## Begin RECORDS TO USE

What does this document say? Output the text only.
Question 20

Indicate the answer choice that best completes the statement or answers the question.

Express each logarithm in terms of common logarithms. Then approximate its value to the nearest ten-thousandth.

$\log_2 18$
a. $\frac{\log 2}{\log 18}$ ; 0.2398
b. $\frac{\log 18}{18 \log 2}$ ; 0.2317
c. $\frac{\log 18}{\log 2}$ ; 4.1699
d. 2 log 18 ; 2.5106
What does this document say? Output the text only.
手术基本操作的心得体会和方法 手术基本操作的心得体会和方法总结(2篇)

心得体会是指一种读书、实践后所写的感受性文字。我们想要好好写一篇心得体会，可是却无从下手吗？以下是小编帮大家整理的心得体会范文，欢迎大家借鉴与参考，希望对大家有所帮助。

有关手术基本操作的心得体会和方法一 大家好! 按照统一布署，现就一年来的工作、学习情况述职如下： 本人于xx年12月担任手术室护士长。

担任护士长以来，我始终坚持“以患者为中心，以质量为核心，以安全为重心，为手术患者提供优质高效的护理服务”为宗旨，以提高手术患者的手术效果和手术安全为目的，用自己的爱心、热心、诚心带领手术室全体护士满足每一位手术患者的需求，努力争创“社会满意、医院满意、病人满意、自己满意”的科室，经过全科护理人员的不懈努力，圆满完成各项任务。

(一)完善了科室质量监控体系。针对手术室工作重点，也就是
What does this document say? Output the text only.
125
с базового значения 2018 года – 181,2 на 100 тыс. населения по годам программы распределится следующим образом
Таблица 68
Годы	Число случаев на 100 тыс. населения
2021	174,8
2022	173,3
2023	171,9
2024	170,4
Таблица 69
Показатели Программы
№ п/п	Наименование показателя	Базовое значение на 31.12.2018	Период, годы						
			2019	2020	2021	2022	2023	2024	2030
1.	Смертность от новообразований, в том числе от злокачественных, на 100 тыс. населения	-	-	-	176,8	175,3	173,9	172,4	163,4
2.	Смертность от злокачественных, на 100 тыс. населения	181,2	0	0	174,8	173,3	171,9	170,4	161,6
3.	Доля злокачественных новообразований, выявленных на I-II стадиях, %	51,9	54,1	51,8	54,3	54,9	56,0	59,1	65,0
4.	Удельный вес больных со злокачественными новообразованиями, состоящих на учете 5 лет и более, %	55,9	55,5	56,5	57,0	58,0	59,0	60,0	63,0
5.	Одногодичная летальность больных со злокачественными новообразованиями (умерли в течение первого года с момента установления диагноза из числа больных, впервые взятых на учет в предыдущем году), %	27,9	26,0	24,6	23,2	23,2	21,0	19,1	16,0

## End RECORDS TO USE

▸ WHAT THE TASK REQUIRES: Find "Смертность". Copy every line it occurs in.

▸ ANSWER FOR THE TASK:
1.	Смертность от новообразований, в том числе от злокачественных, на 100 тыс. населения	-	-	-	176,8	175,3	173,9	172,4	163,4
2.	Смертность от злокачественных, на 100 тыс. населения	181,2	0	0	174,8	173,3	171,9	170,4	161,6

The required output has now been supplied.